PROBLEM REQUIREMENTS:
Look through the material and tally each line bearing the word "JSON". Give only the total.

Extracts from a graphics dataset:
##############################
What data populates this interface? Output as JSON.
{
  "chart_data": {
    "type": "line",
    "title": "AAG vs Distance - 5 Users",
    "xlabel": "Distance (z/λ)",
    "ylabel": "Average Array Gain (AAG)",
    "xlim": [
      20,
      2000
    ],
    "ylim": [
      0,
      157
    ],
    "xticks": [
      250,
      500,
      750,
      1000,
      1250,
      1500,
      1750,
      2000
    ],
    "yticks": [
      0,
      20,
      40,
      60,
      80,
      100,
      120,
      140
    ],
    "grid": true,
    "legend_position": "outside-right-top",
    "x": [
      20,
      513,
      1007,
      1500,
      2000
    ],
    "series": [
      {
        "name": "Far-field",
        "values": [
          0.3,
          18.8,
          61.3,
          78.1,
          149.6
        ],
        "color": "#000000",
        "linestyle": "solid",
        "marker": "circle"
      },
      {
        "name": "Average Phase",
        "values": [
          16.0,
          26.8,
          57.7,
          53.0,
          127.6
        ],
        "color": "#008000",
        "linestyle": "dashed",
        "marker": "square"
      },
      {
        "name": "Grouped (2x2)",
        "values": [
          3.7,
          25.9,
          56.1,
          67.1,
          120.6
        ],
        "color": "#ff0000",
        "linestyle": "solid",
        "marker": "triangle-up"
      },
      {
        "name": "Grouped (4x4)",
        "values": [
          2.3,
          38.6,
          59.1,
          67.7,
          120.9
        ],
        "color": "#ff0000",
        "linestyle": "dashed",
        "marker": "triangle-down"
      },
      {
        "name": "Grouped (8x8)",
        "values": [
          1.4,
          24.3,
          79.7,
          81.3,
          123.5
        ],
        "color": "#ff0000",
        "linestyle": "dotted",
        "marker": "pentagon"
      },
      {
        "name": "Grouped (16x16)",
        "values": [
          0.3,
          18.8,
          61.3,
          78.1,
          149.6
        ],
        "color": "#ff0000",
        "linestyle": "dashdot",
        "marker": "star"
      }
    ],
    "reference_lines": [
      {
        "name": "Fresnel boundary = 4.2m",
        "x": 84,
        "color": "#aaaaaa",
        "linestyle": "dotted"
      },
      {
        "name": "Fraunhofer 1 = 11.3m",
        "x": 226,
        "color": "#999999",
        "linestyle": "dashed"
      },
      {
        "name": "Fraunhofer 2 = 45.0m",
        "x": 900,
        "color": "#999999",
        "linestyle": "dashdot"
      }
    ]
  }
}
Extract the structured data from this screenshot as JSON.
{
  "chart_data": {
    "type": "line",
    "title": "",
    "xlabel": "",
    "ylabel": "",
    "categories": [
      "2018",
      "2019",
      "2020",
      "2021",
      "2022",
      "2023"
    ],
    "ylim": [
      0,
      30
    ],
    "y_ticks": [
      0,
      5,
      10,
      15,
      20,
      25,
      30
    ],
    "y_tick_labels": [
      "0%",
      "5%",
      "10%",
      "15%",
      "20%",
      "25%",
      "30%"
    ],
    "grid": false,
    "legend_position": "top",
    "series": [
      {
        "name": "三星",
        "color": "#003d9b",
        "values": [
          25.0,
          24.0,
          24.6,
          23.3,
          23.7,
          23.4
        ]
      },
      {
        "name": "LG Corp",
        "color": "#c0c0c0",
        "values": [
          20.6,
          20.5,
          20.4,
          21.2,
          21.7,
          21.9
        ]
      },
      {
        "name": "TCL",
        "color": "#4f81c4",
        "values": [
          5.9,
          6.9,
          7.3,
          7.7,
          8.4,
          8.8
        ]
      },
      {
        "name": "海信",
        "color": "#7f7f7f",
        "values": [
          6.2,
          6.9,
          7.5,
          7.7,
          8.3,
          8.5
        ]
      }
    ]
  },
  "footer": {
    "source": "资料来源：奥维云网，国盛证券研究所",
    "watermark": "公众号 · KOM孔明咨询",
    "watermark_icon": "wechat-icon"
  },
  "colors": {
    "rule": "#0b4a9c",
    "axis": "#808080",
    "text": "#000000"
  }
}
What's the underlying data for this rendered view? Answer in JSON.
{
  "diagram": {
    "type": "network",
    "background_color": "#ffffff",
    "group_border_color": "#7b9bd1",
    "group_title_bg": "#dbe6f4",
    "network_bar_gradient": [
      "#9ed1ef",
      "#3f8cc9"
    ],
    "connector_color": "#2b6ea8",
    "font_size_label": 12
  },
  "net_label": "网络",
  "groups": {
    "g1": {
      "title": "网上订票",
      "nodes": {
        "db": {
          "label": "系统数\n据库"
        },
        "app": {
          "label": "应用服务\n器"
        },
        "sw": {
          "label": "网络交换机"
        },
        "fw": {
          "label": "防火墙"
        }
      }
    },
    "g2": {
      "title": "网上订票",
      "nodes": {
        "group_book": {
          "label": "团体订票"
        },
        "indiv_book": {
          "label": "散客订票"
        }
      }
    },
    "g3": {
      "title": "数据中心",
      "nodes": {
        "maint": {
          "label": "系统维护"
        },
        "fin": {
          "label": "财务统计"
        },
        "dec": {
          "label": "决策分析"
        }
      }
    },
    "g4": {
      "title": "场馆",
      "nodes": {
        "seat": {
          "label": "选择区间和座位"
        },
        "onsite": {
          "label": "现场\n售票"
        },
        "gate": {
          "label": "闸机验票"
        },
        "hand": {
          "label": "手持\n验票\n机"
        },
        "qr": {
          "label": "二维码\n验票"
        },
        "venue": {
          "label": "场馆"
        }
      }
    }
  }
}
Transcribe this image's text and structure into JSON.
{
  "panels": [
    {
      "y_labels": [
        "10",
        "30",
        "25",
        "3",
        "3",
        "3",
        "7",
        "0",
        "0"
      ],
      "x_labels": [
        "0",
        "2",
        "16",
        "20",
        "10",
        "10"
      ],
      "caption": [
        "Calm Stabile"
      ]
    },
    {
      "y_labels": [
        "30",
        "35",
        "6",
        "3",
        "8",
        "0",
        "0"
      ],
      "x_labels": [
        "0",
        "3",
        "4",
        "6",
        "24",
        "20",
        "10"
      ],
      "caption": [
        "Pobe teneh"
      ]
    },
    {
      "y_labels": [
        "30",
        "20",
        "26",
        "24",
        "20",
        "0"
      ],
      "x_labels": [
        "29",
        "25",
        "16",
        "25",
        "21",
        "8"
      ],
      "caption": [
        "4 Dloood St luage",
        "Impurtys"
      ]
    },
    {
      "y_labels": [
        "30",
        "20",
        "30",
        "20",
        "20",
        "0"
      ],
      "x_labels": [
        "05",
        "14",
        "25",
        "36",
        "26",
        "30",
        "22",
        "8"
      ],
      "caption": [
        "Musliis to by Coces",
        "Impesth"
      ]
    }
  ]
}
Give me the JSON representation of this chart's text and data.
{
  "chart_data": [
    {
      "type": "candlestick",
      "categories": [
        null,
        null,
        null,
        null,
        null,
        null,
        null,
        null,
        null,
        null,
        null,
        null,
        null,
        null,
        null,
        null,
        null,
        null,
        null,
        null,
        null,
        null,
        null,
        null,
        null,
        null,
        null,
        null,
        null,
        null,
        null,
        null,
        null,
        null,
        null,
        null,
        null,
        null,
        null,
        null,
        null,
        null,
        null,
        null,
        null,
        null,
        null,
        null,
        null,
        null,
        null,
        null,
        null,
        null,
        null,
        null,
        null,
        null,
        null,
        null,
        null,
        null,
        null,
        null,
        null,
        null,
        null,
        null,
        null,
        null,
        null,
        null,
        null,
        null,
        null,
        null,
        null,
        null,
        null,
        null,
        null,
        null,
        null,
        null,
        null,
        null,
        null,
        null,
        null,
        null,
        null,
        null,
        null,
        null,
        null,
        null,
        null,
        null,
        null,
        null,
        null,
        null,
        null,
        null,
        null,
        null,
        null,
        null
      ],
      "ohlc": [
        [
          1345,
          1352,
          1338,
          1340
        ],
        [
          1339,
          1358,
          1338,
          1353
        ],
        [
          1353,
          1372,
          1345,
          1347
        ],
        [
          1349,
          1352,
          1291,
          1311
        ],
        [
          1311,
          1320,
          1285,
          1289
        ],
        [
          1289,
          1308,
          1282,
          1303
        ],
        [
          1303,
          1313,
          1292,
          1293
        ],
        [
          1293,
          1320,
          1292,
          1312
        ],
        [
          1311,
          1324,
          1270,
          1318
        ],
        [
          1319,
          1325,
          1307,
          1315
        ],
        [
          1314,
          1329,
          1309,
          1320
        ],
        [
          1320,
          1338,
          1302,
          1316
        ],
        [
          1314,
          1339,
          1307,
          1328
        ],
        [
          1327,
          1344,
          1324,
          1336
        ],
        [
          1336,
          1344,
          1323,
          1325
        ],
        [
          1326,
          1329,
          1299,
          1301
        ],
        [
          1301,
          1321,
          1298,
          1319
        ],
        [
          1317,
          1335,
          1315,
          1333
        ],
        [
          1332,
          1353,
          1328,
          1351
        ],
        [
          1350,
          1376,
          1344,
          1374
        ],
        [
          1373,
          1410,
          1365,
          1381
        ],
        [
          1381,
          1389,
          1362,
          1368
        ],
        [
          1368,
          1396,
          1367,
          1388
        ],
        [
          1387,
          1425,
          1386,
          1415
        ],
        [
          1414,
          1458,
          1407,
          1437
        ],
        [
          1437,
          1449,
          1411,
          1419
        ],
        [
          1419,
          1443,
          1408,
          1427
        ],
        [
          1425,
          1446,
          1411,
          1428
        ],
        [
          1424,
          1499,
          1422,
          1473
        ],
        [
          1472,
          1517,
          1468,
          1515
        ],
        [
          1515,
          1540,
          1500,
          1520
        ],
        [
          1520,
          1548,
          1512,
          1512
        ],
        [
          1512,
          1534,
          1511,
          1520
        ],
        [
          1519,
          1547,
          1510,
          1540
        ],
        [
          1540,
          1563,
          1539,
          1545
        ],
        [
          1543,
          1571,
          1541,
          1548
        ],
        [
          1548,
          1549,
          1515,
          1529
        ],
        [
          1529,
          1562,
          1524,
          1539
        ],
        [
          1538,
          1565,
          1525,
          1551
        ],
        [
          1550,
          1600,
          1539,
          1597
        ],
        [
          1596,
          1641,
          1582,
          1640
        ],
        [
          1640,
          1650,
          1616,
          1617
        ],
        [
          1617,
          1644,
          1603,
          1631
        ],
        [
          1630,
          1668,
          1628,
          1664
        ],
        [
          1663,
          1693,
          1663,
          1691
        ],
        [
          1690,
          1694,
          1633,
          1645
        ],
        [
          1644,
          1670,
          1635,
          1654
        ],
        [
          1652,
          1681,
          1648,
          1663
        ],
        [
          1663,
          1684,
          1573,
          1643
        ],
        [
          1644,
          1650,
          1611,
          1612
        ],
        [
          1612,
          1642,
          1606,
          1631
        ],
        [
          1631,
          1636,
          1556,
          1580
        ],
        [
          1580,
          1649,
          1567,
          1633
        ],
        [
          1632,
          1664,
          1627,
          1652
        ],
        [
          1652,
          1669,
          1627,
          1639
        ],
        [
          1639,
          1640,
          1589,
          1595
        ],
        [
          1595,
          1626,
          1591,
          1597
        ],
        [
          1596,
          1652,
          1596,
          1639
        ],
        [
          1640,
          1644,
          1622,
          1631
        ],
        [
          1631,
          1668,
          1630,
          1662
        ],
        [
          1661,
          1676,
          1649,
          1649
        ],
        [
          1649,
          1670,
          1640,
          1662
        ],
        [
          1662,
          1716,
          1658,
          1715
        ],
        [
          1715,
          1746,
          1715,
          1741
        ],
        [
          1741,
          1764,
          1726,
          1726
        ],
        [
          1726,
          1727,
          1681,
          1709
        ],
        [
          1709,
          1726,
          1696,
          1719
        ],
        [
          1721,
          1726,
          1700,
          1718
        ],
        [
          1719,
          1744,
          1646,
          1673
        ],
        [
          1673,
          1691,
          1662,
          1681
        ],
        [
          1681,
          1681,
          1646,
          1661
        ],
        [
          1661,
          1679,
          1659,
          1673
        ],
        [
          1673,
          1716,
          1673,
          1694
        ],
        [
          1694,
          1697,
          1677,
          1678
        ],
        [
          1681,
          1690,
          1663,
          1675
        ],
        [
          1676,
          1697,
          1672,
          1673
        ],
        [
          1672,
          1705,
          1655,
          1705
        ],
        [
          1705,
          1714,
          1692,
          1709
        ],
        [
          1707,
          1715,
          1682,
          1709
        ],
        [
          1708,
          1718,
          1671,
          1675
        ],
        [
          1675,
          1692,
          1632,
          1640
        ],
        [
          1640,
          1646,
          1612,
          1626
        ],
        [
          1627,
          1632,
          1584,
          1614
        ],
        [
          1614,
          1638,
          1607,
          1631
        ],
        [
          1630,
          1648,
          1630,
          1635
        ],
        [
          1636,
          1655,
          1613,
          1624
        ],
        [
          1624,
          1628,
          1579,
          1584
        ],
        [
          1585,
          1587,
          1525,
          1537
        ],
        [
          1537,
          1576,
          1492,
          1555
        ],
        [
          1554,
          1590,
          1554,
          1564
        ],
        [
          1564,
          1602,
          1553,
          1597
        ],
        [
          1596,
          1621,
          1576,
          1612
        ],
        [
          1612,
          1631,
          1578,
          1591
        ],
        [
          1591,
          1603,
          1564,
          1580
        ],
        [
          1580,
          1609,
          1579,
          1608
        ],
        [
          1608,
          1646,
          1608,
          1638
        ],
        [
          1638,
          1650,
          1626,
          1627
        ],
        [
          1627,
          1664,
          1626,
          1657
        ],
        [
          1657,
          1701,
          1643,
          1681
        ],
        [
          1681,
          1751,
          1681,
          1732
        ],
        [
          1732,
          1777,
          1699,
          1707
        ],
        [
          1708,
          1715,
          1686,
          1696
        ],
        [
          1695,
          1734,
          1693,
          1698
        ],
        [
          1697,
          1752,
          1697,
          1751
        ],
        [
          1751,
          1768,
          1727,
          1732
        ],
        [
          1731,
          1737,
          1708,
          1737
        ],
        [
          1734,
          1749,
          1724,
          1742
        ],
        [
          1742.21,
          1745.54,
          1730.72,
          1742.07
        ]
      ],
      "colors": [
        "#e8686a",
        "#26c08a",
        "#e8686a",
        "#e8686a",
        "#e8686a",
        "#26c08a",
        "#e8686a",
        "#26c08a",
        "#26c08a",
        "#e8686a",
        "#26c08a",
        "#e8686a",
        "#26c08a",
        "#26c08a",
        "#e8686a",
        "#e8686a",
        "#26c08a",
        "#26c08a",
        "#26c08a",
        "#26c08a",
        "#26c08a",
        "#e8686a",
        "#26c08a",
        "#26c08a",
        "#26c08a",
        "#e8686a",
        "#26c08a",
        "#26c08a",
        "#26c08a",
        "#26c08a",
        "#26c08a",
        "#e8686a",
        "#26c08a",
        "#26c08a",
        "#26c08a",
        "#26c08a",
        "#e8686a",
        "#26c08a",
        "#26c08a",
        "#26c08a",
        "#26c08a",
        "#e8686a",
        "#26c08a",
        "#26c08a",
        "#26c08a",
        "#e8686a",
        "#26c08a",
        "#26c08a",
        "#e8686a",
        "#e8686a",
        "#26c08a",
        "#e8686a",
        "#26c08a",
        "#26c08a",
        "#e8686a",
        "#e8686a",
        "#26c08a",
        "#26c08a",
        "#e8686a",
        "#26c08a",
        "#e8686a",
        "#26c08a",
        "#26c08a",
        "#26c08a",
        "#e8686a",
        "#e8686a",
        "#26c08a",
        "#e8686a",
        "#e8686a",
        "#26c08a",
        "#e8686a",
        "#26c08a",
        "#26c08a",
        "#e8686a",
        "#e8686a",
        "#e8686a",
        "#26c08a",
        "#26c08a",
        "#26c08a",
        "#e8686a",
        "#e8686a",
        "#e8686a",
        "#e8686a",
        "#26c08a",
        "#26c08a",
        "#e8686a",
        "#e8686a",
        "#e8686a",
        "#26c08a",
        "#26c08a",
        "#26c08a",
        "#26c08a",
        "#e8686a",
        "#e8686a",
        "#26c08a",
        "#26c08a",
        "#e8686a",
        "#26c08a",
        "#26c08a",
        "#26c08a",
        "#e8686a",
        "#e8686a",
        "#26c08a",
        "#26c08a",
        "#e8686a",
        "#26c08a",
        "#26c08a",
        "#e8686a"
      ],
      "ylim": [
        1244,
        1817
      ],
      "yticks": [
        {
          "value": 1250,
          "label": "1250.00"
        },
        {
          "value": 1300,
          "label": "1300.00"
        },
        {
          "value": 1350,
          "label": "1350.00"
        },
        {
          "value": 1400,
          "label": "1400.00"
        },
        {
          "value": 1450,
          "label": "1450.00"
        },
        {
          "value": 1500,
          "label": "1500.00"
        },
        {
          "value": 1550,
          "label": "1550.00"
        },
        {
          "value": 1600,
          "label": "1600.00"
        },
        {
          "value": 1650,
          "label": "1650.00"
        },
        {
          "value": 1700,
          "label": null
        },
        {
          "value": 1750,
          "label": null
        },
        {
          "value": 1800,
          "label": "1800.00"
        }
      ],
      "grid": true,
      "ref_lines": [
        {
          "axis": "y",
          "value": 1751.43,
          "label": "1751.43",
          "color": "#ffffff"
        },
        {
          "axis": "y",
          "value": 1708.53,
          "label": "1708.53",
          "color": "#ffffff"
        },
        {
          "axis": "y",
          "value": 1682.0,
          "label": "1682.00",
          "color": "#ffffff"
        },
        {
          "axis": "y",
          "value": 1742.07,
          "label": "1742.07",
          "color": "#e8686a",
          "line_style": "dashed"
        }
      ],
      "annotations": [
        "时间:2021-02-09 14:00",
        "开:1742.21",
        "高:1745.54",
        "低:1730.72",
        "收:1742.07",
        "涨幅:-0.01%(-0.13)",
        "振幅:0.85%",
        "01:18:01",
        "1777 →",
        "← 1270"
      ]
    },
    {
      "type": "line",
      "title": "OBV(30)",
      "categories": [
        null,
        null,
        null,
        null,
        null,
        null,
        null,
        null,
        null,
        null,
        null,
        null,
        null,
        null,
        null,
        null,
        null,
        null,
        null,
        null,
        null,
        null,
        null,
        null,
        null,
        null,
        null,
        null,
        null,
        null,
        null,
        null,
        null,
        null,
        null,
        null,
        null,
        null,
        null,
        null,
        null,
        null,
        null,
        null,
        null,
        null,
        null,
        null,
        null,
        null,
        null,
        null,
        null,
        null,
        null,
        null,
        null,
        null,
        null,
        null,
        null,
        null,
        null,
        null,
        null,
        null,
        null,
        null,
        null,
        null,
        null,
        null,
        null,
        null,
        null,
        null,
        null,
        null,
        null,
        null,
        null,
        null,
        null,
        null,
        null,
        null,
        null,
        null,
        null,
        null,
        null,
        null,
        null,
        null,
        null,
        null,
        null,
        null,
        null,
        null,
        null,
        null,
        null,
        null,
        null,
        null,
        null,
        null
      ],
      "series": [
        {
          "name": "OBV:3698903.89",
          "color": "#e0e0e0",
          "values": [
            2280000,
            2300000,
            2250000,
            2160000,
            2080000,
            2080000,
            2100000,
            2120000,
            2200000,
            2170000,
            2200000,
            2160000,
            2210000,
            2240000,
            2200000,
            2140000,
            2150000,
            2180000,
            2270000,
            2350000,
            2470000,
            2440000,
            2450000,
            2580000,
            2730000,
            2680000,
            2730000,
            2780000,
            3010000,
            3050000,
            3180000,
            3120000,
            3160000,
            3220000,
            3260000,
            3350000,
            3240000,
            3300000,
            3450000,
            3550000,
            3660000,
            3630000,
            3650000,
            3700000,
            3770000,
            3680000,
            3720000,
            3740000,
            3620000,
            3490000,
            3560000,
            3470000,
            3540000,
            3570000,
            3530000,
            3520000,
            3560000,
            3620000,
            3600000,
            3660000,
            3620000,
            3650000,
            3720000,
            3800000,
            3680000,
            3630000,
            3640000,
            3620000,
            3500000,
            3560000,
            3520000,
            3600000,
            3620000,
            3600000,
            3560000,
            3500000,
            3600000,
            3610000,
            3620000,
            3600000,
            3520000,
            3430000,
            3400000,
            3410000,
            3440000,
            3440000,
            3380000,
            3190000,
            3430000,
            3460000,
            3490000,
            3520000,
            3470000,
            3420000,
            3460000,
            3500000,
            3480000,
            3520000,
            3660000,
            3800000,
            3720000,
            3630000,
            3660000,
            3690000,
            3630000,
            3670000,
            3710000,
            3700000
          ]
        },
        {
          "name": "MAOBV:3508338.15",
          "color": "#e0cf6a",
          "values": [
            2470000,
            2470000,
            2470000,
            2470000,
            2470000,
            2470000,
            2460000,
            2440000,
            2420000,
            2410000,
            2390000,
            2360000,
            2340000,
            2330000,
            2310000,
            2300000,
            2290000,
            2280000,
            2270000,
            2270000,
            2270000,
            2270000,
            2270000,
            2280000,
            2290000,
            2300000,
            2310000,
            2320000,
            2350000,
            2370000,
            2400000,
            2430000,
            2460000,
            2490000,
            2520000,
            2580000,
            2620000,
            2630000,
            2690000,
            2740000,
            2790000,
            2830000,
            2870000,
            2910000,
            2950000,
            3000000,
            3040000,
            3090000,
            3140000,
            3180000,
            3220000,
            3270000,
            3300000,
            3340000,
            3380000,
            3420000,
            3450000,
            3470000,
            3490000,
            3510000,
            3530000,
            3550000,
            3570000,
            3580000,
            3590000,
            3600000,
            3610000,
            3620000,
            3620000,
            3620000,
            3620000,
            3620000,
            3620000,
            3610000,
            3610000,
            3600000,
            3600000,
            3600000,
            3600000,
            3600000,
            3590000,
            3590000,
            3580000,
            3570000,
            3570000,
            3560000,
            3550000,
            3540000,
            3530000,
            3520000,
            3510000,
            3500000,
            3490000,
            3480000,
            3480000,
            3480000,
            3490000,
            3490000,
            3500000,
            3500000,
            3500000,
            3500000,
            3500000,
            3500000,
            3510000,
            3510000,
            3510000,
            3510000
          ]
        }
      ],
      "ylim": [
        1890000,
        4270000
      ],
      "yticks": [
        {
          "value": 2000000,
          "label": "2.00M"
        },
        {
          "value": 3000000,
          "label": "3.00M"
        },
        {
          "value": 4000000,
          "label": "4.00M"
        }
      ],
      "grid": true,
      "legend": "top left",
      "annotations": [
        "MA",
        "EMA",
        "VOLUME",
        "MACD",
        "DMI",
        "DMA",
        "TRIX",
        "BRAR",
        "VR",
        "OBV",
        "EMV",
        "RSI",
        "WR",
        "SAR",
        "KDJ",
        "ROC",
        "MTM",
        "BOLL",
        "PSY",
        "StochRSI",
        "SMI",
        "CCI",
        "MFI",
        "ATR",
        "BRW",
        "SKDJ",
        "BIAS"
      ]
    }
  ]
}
##############################
OUTPUT FOR THIS TASK:
5